*Exercise objective*:
Omit images. Retype all entries verbatim.

___ Entries shown

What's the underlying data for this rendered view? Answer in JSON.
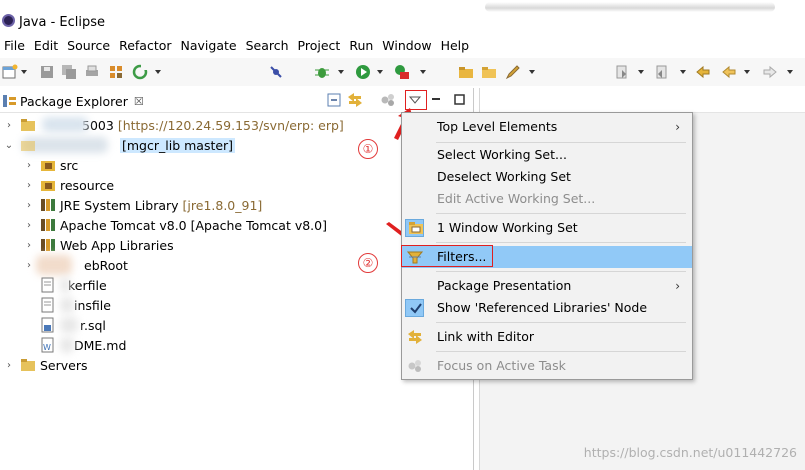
{
  "window": {
    "title": "Java - Eclipse"
  },
  "menubar": [
    "File",
    "Edit",
    "Source",
    "Refactor",
    "Navigate",
    "Search",
    "Project",
    "Run",
    "Window",
    "Help"
  ],
  "view": {
    "tab_label": "Package Explorer",
    "close_glyph": "☒"
  },
  "tree": {
    "svn_project": {
      "name_visible": "5003",
      "decoration": "[https://120.24.59.153/svn/erp: erp]"
    },
    "git_project": {
      "decoration": "[mgcr_lib master]"
    },
    "children": [
      {
        "label": "src",
        "icon": "source-folder-icon"
      },
      {
        "label": "resource",
        "icon": "source-folder-icon"
      },
      {
        "label": "JRE System Library",
        "decoration": "[jre1.8.0_91]",
        "icon": "library-icon"
      },
      {
        "label": "Apache Tomcat v8.0 [Apache Tomcat v8.0]",
        "icon": "library-icon"
      },
      {
        "label": "Web App Libraries",
        "icon": "library-icon"
      },
      {
        "label": "ebRoot",
        "icon": "folder-icon"
      },
      {
        "label": "kerfile",
        "icon": "file-icon"
      },
      {
        "label": "insfile",
        "icon": "file-icon"
      },
      {
        "label": "r.sql",
        "icon": "sql-file-icon"
      },
      {
        "label": "DME.md",
        "icon": "markdown-file-icon"
      }
    ],
    "servers": {
      "label": "Servers"
    }
  },
  "view_menu": {
    "items": [
      {
        "label": "Top Level Elements",
        "submenu": "›",
        "enabled": true
      },
      {
        "label": "Select Working Set...",
        "enabled": true
      },
      {
        "label": "Deselect Working Set",
        "enabled": true
      },
      {
        "label": "Edit Active Working Set...",
        "enabled": false
      },
      {
        "label": "1 Window Working Set",
        "enabled": true
      },
      {
        "label": "Filters...",
        "enabled": true,
        "highlighted": true
      },
      {
        "label": "Package Presentation",
        "submenu": "›",
        "enabled": true
      },
      {
        "label": "Show 'Referenced Libraries' Node",
        "enabled": true,
        "checked": true
      },
      {
        "label": "Link with Editor",
        "enabled": true
      },
      {
        "label": "Focus on Active Task",
        "enabled": false
      }
    ]
  },
  "annotations": {
    "step1": "①",
    "step2": "②"
  },
  "watermark": "https://blog.csdn.net/u011442726",
  "colors": {
    "highlight": "#91c9f7",
    "selection": "#cde8ff",
    "annotation_red": "#e02020",
    "decoration_brown": "#8a6a34"
  }
}
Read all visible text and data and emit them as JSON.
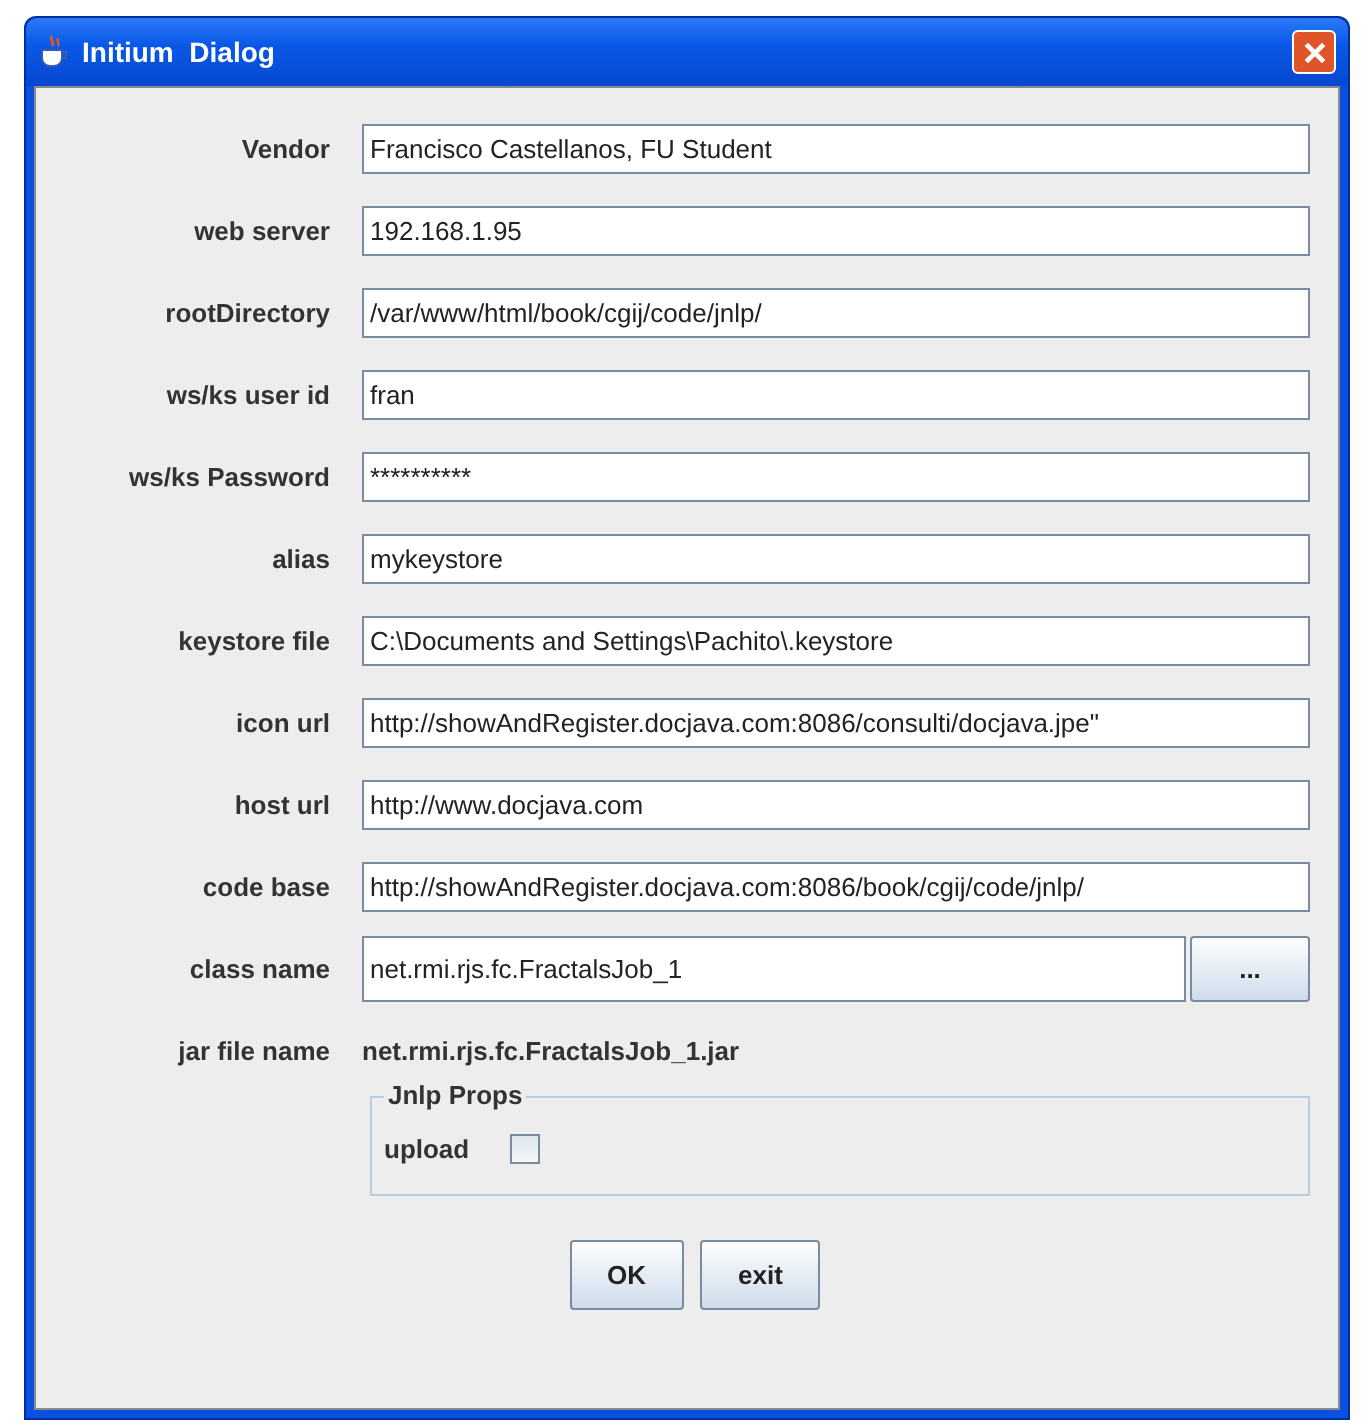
{
  "window": {
    "title": "Initium  Dialog"
  },
  "fields": [
    {
      "label": "Vendor",
      "value": "Francisco Castellanos, FU Student"
    },
    {
      "label": "web server",
      "value": "192.168.1.95"
    },
    {
      "label": "rootDirectory",
      "value": "/var/www/html/book/cgij/code/jnlp/"
    },
    {
      "label": "ws/ks user id",
      "value": "fran"
    },
    {
      "label": "ws/ks Password",
      "value": "**********"
    },
    {
      "label": "alias",
      "value": "mykeystore"
    },
    {
      "label": "keystore file",
      "value": "C:\\Documents and Settings\\Pachito\\.keystore"
    },
    {
      "label": "icon url",
      "value": "http://showAndRegister.docjava.com:8086/consulti/docjava.jpe\""
    },
    {
      "label": "host url",
      "value": "http://www.docjava.com"
    },
    {
      "label": "code base",
      "value": "http://showAndRegister.docjava.com:8086/book/cgij/code/jnlp/"
    }
  ],
  "class_name": {
    "label": "class name",
    "value": "net.rmi.rjs.fc.FractalsJob_1",
    "browse_button": "..."
  },
  "jar_file": {
    "label": "jar file name",
    "value": "net.rmi.rjs.fc.FractalsJob_1.jar"
  },
  "jnlp_props": {
    "title": "Jnlp Props",
    "upload": {
      "label": "upload",
      "checked": false
    }
  },
  "buttons": [
    "OK",
    "exit"
  ]
}
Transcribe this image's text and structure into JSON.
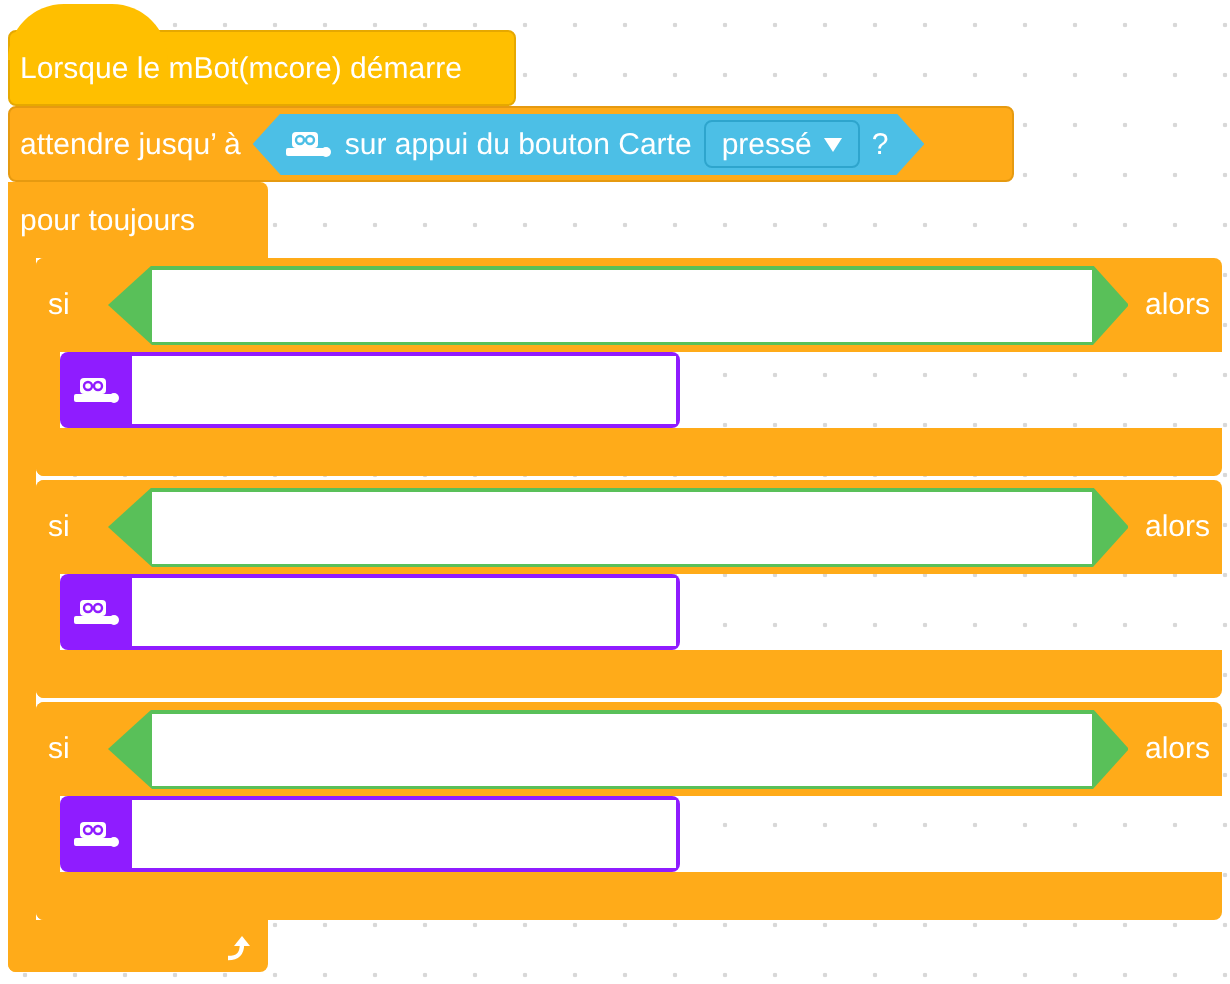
{
  "hat": {
    "label": "Lorsque le mBot(mcore) démarre"
  },
  "wait": {
    "label": "attendre jusqu’ à",
    "sensor": {
      "label": "sur appui du bouton Carte",
      "dropdown": "pressé",
      "suffix": "?"
    }
  },
  "forever": {
    "label": "pour toujours",
    "blocks": [
      {
        "kind": "if",
        "label": "si",
        "then": "alors"
      },
      {
        "kind": "if",
        "label": "si",
        "then": "alors"
      },
      {
        "kind": "if",
        "label": "si",
        "then": "alors"
      }
    ]
  }
}
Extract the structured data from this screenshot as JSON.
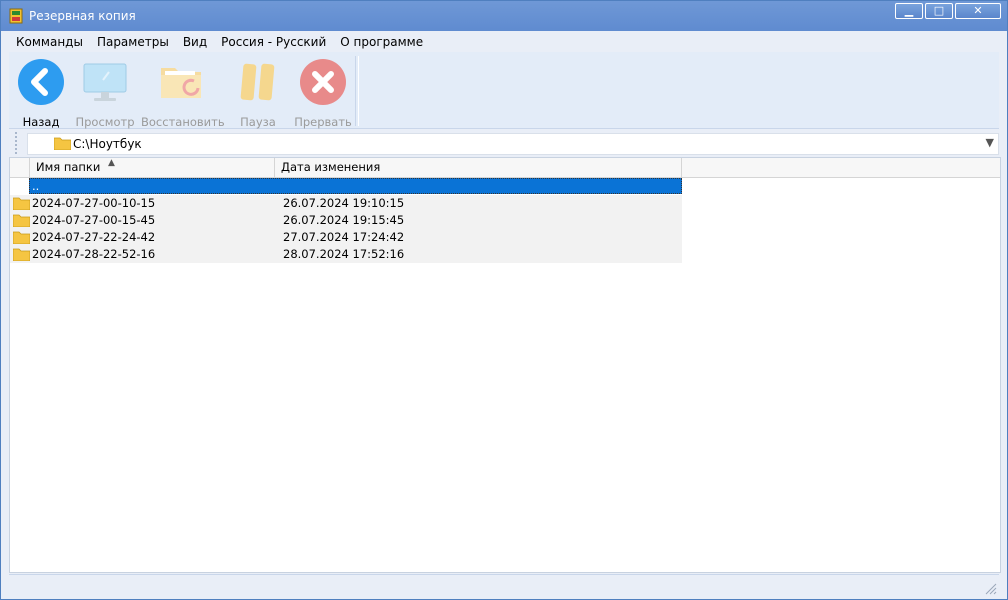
{
  "window": {
    "title": "Резервная копия",
    "controls": {
      "minimize": "▁",
      "maximize": "□",
      "close": "✕"
    }
  },
  "menu": [
    "Комманды",
    "Параметры",
    "Вид",
    "Россия - Русский",
    "О программе"
  ],
  "toolbar": {
    "back": {
      "label": "Назад",
      "icon": "back-arrow-icon",
      "color": "#2d9cf0",
      "enabled": true
    },
    "view": {
      "label": "Просмотр",
      "icon": "monitor-icon",
      "enabled": false
    },
    "restore": {
      "label": "Восстановить",
      "icon": "folder-restore-icon",
      "enabled": false
    },
    "pause": {
      "label": "Пауза",
      "icon": "pause-icon",
      "enabled": false
    },
    "abort": {
      "label": "Прервать",
      "icon": "abort-icon",
      "color": "#e05050",
      "enabled": false
    }
  },
  "address": {
    "path": "C:\\Ноутбук",
    "icon": "folder-icon"
  },
  "list": {
    "columns": [
      "Имя папки",
      "Дата изменения"
    ],
    "sort_indicator": "▲",
    "rows": [
      {
        "name": "..",
        "date": "",
        "selected": true
      },
      {
        "name": "2024-07-27-00-10-15",
        "date": "26.07.2024 19:10:15"
      },
      {
        "name": "2024-07-27-00-15-45",
        "date": "26.07.2024 19:15:45"
      },
      {
        "name": "2024-07-27-22-24-42",
        "date": "27.07.2024 17:24:42"
      },
      {
        "name": "2024-07-28-22-52-16",
        "date": "28.07.2024 17:52:16"
      }
    ]
  },
  "colors": {
    "titlebar": "#5f8bd0",
    "selection": "#0a73d6",
    "folder": "#f5c542"
  }
}
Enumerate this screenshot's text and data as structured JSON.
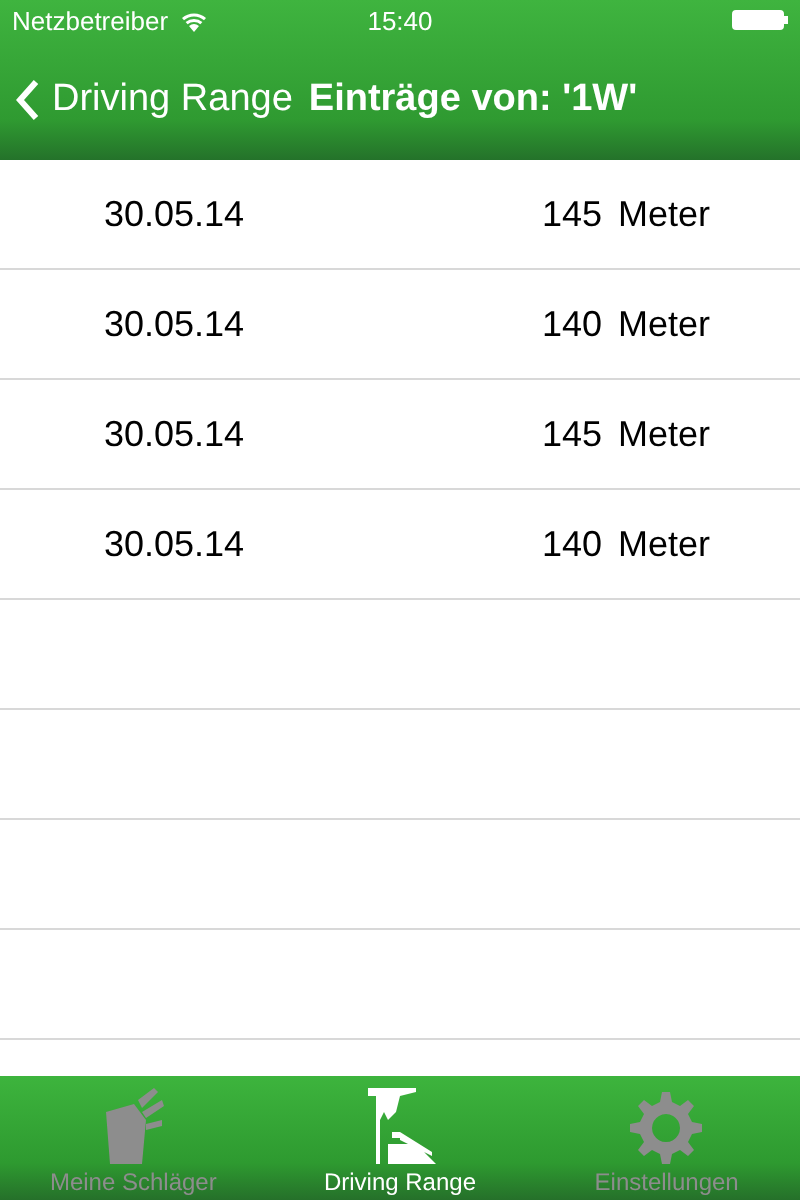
{
  "status_bar": {
    "carrier": "Netzbetreiber",
    "time": "15:40"
  },
  "nav": {
    "back": "Driving Range",
    "title": "Einträge von: '1W'"
  },
  "entries": [
    {
      "date": "30.05.14",
      "distance": "145",
      "unit": "Meter"
    },
    {
      "date": "30.05.14",
      "distance": "140",
      "unit": "Meter"
    },
    {
      "date": "30.05.14",
      "distance": "145",
      "unit": "Meter"
    },
    {
      "date": "30.05.14",
      "distance": "140",
      "unit": "Meter"
    }
  ],
  "tabs": [
    {
      "label": "Meine Schläger",
      "kind": "bag",
      "selected": false
    },
    {
      "label": "Driving Range",
      "kind": "range",
      "selected": true
    },
    {
      "label": "Einstellungen",
      "kind": "gear",
      "selected": false
    }
  ]
}
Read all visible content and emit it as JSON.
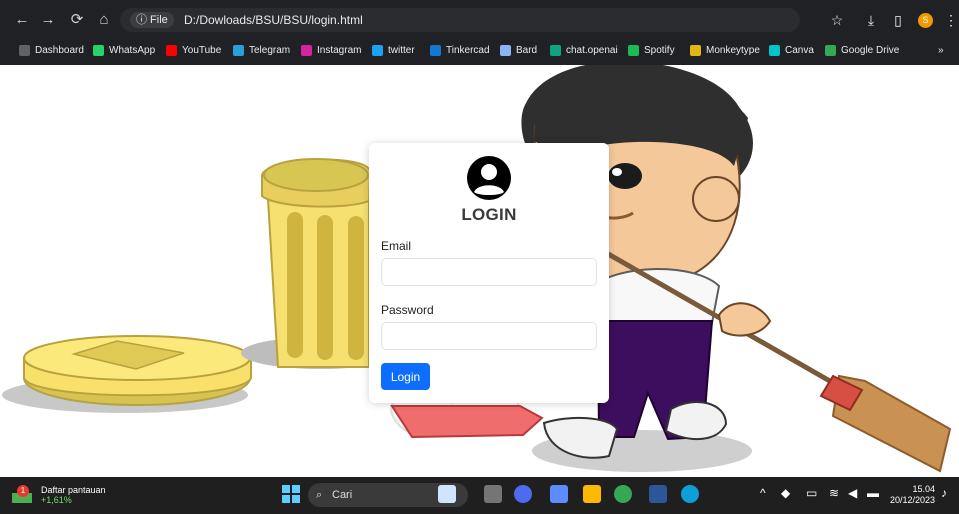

______

*Written answer*:
What's the underlying data for this rendered view? Answer in JSON.
{
  "window": {
    "title": "Java - Eclipse"
  },
  "menubar": [
    "File",
    "Edit",
    "Source",
    "Refactor",
    "Navigate",
    "Search",
    "Project",
    "Run",
    "Window",
    "Help"
  ],
  "view": {
    "tab_label": "Package Explorer",
    "close_glyph": "☒"
  },
  "tree": {
    "svn_project": {
      "name_visible": "5003",
      "decoration": "[https://120.24.59.153/svn/erp: erp]"
    },
    "git_project": {
      "decoration": "[mgcr_lib master]"
    },
    "children": [
      {
        "label": "src",
        "icon": "source-folder-icon"
      },
      {
        "label": "resource",
        "icon": "source-folder-icon"
      },
      {
        "label": "JRE System Library",
        "decoration": "[jre1.8.0_91]",
        "icon": "library-icon"
      },
      {
        "label": "Apache Tomcat v8.0 [Apache Tomcat v8.0]",
        "icon": "library-icon"
      },
      {
        "label": "Web App Libraries",
        "icon": "library-icon"
      },
      {
        "label": "ebRoot",
        "icon": "folder-icon"
      },
      {
        "label": "kerfile",
        "icon": "file-icon"
      },
      {
        "label": "insfile",
        "icon": "file-icon"
      },
      {
        "label": "r.sql",
        "icon": "sql-file-icon"
      },
      {
        "label": "DME.md",
        "icon": "markdown-file-icon"
      }
    ],
    "servers": {
      "label": "Servers"
    }
  },
  "view_menu": {
    "items": [
      {
        "label": "Top Level Elements",
        "submenu": "›",
        "enabled": true
      },
      {
        "label": "Select Working Set...",
        "enabled": true
      },
      {
        "label": "Deselect Working Set",
        "enabled": true
      },
      {
        "label": "Edit Active Working Set...",
        "enabled": false
      },
      {
        "label": "1 Window Working Set",
        "enabled": true
      },
      {
        "label": "Filters...",
        "enabled": true,
        "highlighted": true
      },
      {
        "label": "Package Presentation",
        "submenu": "›",
        "enabled": true
      },
      {
        "label": "Show 'Referenced Libraries' Node",
        "enabled": true,
        "checked": true
      },
      {
        "label": "Link with Editor",
        "enabled": true
      },
      {
        "label": "Focus on Active Task",
        "enabled": false
      }
    ]
  },
  "annotations": {
    "step1": "①",
    "step2": "②"
  },
  "watermark": "https://blog.csdn.net/u011442726",
  "colors": {
    "highlight": "#91c9f7",
    "selection": "#cde8ff",
    "annotation_red": "#e02020",
    "decoration_brown": "#8a6a34"
  }
}
Read all visible text and data and emit them as JSON.
{
  "window": {
    "title": "Initium  Dialog"
  },
  "fields": [
    {
      "label": "Vendor",
      "value": "Francisco Castellanos, FU Student"
    },
    {
      "label": "web server",
      "value": "192.168.1.95"
    },
    {
      "label": "rootDirectory",
      "value": "/var/www/html/book/cgij/code/jnlp/"
    },
    {
      "label": "ws/ks user id",
      "value": "fran"
    },
    {
      "label": "ws/ks Password",
      "value": "**********"
    },
    {
      "label": "alias",
      "value": "mykeystore"
    },
    {
      "label": "keystore file",
      "value": "C:\\Documents and Settings\\Pachito\\.keystore"
    },
    {
      "label": "icon url",
      "value": "http://showAndRegister.docjava.com:8086/consulti/docjava.jpe\""
    },
    {
      "label": "host url",
      "value": "http://www.docjava.com"
    },
    {
      "label": "code base",
      "value": "http://showAndRegister.docjava.com:8086/book/cgij/code/jnlp/"
    }
  ],
  "class_name": {
    "label": "class name",
    "value": "net.rmi.rjs.fc.FractalsJob_1",
    "browse_button": "..."
  },
  "jar_file": {
    "label": "jar file name",
    "value": "net.rmi.rjs.fc.FractalsJob_1.jar"
  },
  "jnlp_props": {
    "title": "Jnlp Props",
    "upload": {
      "label": "upload",
      "checked": false
    }
  },
  "buttons": [
    "OK",
    "exit"
  ]
}
Transcribe this image's text and structure into JSON.
{
  "hat": {
    "label": "Lorsque le mBot(mcore) démarre"
  },
  "wait": {
    "label": "attendre jusqu’ à",
    "sensor": {
      "label": "sur appui du bouton Carte",
      "dropdown": "pressé",
      "suffix": "?"
    }
  },
  "forever": {
    "label": "pour toujours",
    "blocks": [
      {
        "kind": "if",
        "label": "si",
        "then": "alors"
      },
      {
        "kind": "if",
        "label": "si",
        "then": "alors"
      },
      {
        "kind": "if",
        "label": "si",
        "then": "alors"
      }
    ]
  }
}
Extract the structured data from this screenshot as JSON.
{
  "window": {
    "title": "Резервная копия",
    "controls": {
      "minimize": "▁",
      "maximize": "□",
      "close": "✕"
    }
  },
  "menu": [
    "Комманды",
    "Параметры",
    "Вид",
    "Россия - Русский",
    "О программе"
  ],
  "toolbar": {
    "back": {
      "label": "Назад",
      "icon": "back-arrow-icon",
      "color": "#2d9cf0",
      "enabled": true
    },
    "view": {
      "label": "Просмотр",
      "icon": "monitor-icon",
      "enabled": false
    },
    "restore": {
      "label": "Восстановить",
      "icon": "folder-restore-icon",
      "enabled": false
    },
    "pause": {
      "label": "Пауза",
      "icon": "pause-icon",
      "enabled": false
    },
    "abort": {
      "label": "Прервать",
      "icon": "abort-icon",
      "color": "#e05050",
      "enabled": false
    }
  },
  "address": {
    "path": "C:\\Ноутбук",
    "icon": "folder-icon"
  },
  "list": {
    "columns": [
      "Имя папки",
      "Дата изменения"
    ],
    "sort_indicator": "▲",
    "rows": [
      {
        "name": "..",
        "date": "",
        "selected": true
      },
      {
        "name": "2024-07-27-00-10-15",
        "date": "26.07.2024 19:10:15"
      },
      {
        "name": "2024-07-27-00-15-45",
        "date": "26.07.2024 19:15:45"
      },
      {
        "name": "2024-07-27-22-24-42",
        "date": "27.07.2024 17:24:42"
      },
      {
        "name": "2024-07-28-22-52-16",
        "date": "28.07.2024 17:52:16"
      }
    ]
  },
  "colors": {
    "titlebar": "#5f8bd0",
    "selection": "#0a73d6",
    "folder": "#f5c542"
  }
}
Enumerate this screenshot's text and data as structured JSON.
{
  "status_bar": {
    "carrier": "Netzbetreiber",
    "time": "15:40"
  },
  "nav": {
    "back": "Driving Range",
    "title": "Einträge von: '1W'"
  },
  "entries": [
    {
      "date": "30.05.14",
      "distance": "145",
      "unit": "Meter"
    },
    {
      "date": "30.05.14",
      "distance": "140",
      "unit": "Meter"
    },
    {
      "date": "30.05.14",
      "distance": "145",
      "unit": "Meter"
    },
    {
      "date": "30.05.14",
      "distance": "140",
      "unit": "Meter"
    }
  ],
  "tabs": [
    {
      "label": "Meine Schläger",
      "kind": "bag",
      "selected": false
    },
    {
      "label": "Driving Range",
      "kind": "range",
      "selected": true
    },
    {
      "label": "Einstellungen",
      "kind": "gear",
      "selected": false
    }
  ]
}
Read all visible content and emit it as JSON.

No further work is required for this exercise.